'''

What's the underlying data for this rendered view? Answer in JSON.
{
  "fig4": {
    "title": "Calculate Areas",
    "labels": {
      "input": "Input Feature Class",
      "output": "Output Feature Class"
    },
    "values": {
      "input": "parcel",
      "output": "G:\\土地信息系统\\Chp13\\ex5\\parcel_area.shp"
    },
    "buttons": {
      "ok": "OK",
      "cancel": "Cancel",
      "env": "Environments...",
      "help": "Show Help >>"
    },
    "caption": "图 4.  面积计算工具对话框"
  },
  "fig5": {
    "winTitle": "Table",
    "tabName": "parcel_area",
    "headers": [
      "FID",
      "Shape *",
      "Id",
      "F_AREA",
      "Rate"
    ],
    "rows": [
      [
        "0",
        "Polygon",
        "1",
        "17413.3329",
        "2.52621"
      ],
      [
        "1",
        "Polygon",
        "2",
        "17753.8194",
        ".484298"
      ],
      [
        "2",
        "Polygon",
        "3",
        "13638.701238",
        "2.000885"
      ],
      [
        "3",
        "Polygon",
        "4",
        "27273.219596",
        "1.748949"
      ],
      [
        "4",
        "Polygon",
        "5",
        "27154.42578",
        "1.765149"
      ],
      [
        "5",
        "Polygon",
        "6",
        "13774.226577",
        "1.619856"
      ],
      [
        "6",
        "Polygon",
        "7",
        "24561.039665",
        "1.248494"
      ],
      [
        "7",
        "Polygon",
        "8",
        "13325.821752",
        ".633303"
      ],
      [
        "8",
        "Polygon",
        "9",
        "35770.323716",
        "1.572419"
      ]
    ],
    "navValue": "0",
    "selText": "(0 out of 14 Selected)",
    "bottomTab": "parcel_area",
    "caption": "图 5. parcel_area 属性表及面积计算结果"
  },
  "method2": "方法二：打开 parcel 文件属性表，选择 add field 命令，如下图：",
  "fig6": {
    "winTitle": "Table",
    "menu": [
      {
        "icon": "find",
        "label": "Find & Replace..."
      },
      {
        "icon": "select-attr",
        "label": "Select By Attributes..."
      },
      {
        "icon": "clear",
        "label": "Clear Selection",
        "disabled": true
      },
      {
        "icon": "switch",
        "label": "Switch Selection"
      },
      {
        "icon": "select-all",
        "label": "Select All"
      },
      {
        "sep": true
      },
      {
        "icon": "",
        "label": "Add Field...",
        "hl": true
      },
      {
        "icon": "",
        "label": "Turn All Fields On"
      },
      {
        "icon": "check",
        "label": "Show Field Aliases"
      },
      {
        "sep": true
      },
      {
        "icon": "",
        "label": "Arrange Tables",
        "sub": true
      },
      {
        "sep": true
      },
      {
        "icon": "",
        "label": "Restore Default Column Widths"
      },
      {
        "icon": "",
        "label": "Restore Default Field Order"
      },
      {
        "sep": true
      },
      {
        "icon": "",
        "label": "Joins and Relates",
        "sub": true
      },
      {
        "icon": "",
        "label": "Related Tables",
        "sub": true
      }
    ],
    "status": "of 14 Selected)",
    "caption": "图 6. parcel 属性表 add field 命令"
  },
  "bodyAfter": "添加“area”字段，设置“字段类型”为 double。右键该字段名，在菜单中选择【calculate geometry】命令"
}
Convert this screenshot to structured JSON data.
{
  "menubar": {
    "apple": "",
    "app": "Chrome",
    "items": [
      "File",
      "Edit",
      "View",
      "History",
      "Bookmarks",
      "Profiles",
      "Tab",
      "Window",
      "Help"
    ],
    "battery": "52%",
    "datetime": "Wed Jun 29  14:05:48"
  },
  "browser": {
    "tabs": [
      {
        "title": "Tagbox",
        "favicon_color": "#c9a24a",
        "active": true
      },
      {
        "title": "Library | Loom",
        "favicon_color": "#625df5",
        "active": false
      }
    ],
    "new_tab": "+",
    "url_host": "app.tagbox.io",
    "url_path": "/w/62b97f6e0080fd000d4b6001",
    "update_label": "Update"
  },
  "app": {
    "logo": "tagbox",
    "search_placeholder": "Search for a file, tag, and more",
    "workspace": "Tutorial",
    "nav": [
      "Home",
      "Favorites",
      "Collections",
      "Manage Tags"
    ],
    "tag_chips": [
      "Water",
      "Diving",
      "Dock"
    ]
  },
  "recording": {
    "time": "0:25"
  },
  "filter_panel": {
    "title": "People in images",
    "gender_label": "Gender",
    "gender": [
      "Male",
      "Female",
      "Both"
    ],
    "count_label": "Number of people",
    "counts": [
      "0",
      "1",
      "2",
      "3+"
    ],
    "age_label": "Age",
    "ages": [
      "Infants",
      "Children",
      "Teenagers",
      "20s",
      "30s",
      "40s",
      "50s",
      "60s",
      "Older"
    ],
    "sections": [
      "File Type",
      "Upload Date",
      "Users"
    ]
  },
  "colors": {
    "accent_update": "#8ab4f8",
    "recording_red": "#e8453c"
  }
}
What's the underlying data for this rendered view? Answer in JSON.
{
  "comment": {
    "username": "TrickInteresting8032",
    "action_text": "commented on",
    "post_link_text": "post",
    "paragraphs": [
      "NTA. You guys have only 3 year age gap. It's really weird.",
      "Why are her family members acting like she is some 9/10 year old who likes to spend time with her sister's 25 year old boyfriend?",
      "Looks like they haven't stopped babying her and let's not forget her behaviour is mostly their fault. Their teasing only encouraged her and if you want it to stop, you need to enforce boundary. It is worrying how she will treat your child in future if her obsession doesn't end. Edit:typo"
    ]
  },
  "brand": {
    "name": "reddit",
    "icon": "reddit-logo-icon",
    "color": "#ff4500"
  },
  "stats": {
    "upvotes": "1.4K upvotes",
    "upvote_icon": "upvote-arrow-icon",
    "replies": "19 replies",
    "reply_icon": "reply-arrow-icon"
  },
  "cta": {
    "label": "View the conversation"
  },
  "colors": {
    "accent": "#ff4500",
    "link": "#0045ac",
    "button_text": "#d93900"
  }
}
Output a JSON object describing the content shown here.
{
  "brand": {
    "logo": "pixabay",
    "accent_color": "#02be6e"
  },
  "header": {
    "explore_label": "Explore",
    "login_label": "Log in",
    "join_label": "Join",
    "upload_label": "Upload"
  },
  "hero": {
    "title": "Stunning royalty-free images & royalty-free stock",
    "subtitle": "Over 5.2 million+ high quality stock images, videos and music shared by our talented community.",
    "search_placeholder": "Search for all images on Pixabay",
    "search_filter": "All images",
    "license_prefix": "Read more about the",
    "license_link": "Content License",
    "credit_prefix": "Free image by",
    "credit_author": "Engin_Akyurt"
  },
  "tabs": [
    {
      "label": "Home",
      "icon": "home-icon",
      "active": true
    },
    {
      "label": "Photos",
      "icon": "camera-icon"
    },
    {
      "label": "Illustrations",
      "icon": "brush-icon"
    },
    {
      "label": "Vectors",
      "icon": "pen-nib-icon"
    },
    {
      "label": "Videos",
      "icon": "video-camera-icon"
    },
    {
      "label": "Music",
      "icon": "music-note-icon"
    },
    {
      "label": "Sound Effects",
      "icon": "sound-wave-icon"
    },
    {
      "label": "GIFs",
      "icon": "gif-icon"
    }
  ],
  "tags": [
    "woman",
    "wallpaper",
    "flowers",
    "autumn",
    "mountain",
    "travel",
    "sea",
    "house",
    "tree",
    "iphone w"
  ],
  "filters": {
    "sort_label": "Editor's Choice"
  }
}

'''

| The task |
Give the complete listing a second time, exactly as it reads.

| Output for this exercise |
What's the underlying data for this rendered view? Answer in JSON.
{
  "fig4": {
    "title": "Calculate Areas",
    "labels": {
      "input": "Input Feature Class",
      "output": "Output Feature Class"
    },
    "values": {
      "input": "parcel",
      "output": "G:\\土地信息系统\\Chp13\\ex5\\parcel_area.shp"
    },
    "buttons": {
      "ok": "OK",
      "cancel": "Cancel",
      "env": "Environments...",
      "help": "Show Help >>"
    },
    "caption": "图 4.  面积计算工具对话框"
  },
  "fig5": {
    "winTitle": "Table",
    "tabName": "parcel_area",
    "headers": [
      "FID",
      "Shape *",
      "Id",
      "F_AREA",
      "Rate"
    ],
    "rows": [
      [
        "0",
        "Polygon",
        "1",
        "17413.3329",
        "2.52621"
      ],
      [
        "1",
        "Polygon",
        "2",
        "17753.8194",
        ".484298"
      ],
      [
        "2",
        "Polygon",
        "3",
        "13638.701238",
        "2.000885"
      ],
      [
        "3",
        "Polygon",
        "4",
        "27273.219596",
        "1.748949"
      ],
      [
        "4",
        "Polygon",
        "5",
        "27154.42578",
        "1.765149"
      ],
      [
        "5",
        "Polygon",
        "6",
        "13774.226577",
        "1.619856"
      ],
      [
        "6",
        "Polygon",
        "7",
        "24561.039665",
        "1.248494"
      ],
      [
        "7",
        "Polygon",
        "8",
        "13325.821752",
        ".633303"
      ],
      [
        "8",
        "Polygon",
        "9",
        "35770.323716",
        "1.572419"
      ]
    ],
    "navValue": "0",
    "selText": "(0 out of 14 Selected)",
    "bottomTab": "parcel_area",
    "caption": "图 5. parcel_area 属性表及面积计算结果"
  },
  "method2": "方法二：打开 parcel 文件属性表，选择 add field 命令，如下图：",
  "fig6": {
    "winTitle": "Table",
    "menu": [
      {
        "icon": "find",
        "label": "Find & Replace..."
      },
      {
        "icon": "select-attr",
        "label": "Select By Attributes..."
      },
      {
        "icon": "clear",
        "label": "Clear Selection",
        "disabled": true
      },
      {
        "icon": "switch",
        "label": "Switch Selection"
      },
      {
        "icon": "select-all",
        "label": "Select All"
      },
      {
        "sep": true
      },
      {
        "icon": "",
        "label": "Add Field...",
        "hl": true
      },
      {
        "icon": "",
        "label": "Turn All Fields On"
      },
      {
        "icon": "check",
        "label": "Show Field Aliases"
      },
      {
        "sep": true
      },
      {
        "icon": "",
        "label": "Arrange Tables",
        "sub": true
      },
      {
        "sep": true
      },
      {
        "icon": "",
        "label": "Restore Default Column Widths"
      },
      {
        "icon": "",
        "label": "Restore Default Field Order"
      },
      {
        "sep": true
      },
      {
        "icon": "",
        "label": "Joins and Relates",
        "sub": true
      },
      {
        "icon": "",
        "label": "Related Tables",
        "sub": true
      }
    ],
    "status": "of 14 Selected)",
    "caption": "图 6. parcel 属性表 add field 命令"
  },
  "bodyAfter": "添加“area”字段，设置“字段类型”为 double。右键该字段名，在菜单中选择【calculate geometry】命令"
}
Convert this screenshot to structured JSON data.
{
  "menubar": {
    "apple": "",
    "app": "Chrome",
    "items": [
      "File",
      "Edit",
      "View",
      "History",
      "Bookmarks",
      "Profiles",
      "Tab",
      "Window",
      "Help"
    ],
    "battery": "52%",
    "datetime": "Wed Jun 29  14:05:48"
  },
  "browser": {
    "tabs": [
      {
        "title": "Tagbox",
        "favicon_color": "#c9a24a",
        "active": true
      },
      {
        "title": "Library | Loom",
        "favicon_color": "#625df5",
        "active": false
      }
    ],
    "new_tab": "+",
    "url_host": "app.tagbox.io",
    "url_path": "/w/62b97f6e0080fd000d4b6001",
    "update_label": "Update"
  },
  "app": {
    "logo": "tagbox",
    "search_placeholder": "Search for a file, tag, and more",
    "workspace": "Tutorial",
    "nav": [
      "Home",
      "Favorites",
      "Collections",
      "Manage Tags"
    ],
    "tag_chips": [
      "Water",
      "Diving",
      "Dock"
    ]
  },
  "recording": {
    "time": "0:25"
  },
  "filter_panel": {
    "title": "People in images",
    "gender_label": "Gender",
    "gender": [
      "Male",
      "Female",
      "Both"
    ],
    "count_label": "Number of people",
    "counts": [
      "0",
      "1",
      "2",
      "3+"
    ],
    "age_label": "Age",
    "ages": [
      "Infants",
      "Children",
      "Teenagers",
      "20s",
      "30s",
      "40s",
      "50s",
      "60s",
      "Older"
    ],
    "sections": [
      "File Type",
      "Upload Date",
      "Users"
    ]
  },
  "colors": {
    "accent_update": "#8ab4f8",
    "recording_red": "#e8453c"
  }
}
What's the underlying data for this rendered view? Answer in JSON.
{
  "comment": {
    "username": "TrickInteresting8032",
    "action_text": "commented on",
    "post_link_text": "post",
    "paragraphs": [
      "NTA. You guys have only 3 year age gap. It's really weird.",
      "Why are her family members acting like she is some 9/10 year old who likes to spend time with her sister's 25 year old boyfriend?",
      "Looks like they haven't stopped babying her and let's not forget her behaviour is mostly their fault. Their teasing only encouraged her and if you want it to stop, you need to enforce boundary. It is worrying how she will treat your child in future if her obsession doesn't end. Edit:typo"
    ]
  },
  "brand": {
    "name": "reddit",
    "icon": "reddit-logo-icon",
    "color": "#ff4500"
  },
  "stats": {
    "upvotes": "1.4K upvotes",
    "upvote_icon": "upvote-arrow-icon",
    "replies": "19 replies",
    "reply_icon": "reply-arrow-icon"
  },
  "cta": {
    "label": "View the conversation"
  },
  "colors": {
    "accent": "#ff4500",
    "link": "#0045ac",
    "button_text": "#d93900"
  }
}
Output a JSON object describing the content shown here.
{
  "brand": {
    "logo": "pixabay",
    "accent_color": "#02be6e"
  },
  "header": {
    "explore_label": "Explore",
    "login_label": "Log in",
    "join_label": "Join",
    "upload_label": "Upload"
  },
  "hero": {
    "title": "Stunning royalty-free images & royalty-free stock",
    "subtitle": "Over 5.2 million+ high quality stock images, videos and music shared by our talented community.",
    "search_placeholder": "Search for all images on Pixabay",
    "search_filter": "All images",
    "license_prefix": "Read more about the",
    "license_link": "Content License",
    "credit_prefix": "Free image by",
    "credit_author": "Engin_Akyurt"
  },
  "tabs": [
    {
      "label": "Home",
      "icon": "home-icon",
      "active": true
    },
    {
      "label": "Photos",
      "icon": "camera-icon"
    },
    {
      "label": "Illustrations",
      "icon": "brush-icon"
    },
    {
      "label": "Vectors",
      "icon": "pen-nib-icon"
    },
    {
      "label": "Videos",
      "icon": "video-camera-icon"
    },
    {
      "label": "Music",
      "icon": "music-note-icon"
    },
    {
      "label": "Sound Effects",
      "icon": "sound-wave-icon"
    },
    {
      "label": "GIFs",
      "icon": "gif-icon"
    }
  ],
  "tags": [
    "woman",
    "wallpaper",
    "flowers",
    "autumn",
    "mountain",
    "travel",
    "sea",
    "house",
    "tree",
    "iphone w"
  ],
  "filters": {
    "sort_label": "Editor's Choice"
  }
}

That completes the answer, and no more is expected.